══ Extracted material ══

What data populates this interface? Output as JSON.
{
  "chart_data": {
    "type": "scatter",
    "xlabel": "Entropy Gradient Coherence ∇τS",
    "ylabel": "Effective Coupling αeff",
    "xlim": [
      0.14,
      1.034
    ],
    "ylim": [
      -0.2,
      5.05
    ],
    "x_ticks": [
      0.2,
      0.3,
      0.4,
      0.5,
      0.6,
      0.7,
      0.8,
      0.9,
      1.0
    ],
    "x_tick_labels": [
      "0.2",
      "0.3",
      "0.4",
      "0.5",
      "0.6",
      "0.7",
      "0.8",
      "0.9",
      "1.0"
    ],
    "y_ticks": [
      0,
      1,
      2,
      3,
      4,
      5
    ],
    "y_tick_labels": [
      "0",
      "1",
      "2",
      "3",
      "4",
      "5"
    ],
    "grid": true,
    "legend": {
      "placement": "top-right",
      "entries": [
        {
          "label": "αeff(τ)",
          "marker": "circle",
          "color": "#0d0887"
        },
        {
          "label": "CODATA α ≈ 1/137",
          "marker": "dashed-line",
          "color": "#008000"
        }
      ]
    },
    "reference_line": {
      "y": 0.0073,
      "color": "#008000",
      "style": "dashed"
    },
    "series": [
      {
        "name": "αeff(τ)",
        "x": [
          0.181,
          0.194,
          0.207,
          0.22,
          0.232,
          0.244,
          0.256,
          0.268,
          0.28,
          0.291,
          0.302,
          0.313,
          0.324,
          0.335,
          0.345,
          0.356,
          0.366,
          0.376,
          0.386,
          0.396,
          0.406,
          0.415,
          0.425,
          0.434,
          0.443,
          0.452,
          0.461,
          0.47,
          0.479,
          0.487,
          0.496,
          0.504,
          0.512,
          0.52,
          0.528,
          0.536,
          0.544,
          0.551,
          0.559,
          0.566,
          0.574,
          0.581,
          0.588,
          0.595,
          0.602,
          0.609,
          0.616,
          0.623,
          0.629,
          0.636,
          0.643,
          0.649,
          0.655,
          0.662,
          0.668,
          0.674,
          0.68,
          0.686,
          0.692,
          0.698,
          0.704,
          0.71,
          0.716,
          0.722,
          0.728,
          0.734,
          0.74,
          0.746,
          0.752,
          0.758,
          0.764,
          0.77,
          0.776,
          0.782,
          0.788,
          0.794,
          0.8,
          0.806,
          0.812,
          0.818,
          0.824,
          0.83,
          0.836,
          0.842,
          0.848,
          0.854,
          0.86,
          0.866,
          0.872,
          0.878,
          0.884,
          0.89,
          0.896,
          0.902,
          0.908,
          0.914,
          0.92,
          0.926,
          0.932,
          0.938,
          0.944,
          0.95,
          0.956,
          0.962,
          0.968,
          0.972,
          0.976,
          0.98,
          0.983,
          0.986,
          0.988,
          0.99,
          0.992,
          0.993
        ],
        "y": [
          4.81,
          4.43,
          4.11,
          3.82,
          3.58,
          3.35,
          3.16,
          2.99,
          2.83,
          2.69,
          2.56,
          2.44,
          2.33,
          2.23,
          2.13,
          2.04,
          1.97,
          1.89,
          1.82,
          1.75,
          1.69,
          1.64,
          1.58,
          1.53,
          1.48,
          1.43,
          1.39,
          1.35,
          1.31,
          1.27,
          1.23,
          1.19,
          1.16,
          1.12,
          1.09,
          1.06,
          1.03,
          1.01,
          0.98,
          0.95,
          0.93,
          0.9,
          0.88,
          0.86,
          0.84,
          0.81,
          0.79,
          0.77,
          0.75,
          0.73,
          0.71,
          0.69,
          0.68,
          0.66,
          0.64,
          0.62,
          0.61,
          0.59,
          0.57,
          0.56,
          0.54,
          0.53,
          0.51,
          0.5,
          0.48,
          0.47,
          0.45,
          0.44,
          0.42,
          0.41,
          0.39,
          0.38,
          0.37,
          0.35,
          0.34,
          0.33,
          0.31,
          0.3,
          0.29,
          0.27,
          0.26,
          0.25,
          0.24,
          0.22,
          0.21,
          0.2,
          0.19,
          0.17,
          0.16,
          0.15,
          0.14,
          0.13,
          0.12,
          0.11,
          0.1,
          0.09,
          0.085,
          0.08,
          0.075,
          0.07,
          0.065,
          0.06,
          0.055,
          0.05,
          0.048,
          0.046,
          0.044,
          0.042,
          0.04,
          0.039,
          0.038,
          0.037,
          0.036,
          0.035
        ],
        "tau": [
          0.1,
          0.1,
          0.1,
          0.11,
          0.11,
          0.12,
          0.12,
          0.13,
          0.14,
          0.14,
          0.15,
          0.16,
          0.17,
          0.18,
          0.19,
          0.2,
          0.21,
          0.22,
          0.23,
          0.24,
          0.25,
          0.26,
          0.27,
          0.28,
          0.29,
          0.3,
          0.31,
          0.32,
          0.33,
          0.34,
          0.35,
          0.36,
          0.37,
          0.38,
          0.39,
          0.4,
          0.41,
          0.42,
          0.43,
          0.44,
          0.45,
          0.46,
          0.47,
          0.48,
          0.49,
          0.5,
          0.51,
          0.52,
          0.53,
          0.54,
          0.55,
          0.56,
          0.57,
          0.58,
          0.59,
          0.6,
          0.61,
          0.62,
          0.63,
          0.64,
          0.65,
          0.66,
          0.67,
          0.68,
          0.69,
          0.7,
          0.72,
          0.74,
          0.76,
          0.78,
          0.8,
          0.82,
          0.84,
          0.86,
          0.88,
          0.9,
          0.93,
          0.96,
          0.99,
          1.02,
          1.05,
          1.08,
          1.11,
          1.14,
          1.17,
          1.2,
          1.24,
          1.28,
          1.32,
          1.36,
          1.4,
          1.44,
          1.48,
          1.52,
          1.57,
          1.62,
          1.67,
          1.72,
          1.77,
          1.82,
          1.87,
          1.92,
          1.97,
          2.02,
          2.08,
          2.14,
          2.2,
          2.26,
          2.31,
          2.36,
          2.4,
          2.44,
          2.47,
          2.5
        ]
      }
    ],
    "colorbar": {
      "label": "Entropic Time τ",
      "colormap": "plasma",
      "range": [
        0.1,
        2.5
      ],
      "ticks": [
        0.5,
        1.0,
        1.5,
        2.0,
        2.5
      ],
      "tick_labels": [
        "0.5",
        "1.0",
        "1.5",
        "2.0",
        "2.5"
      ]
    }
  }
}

═══

• _Problem to solve_: From the data above, copy each line that has the string "αeff".

• _Solution_:
    "ylabel": "Effective Coupling αeff",
          "label": "αeff(τ)",
        "name": "αeff(τ)",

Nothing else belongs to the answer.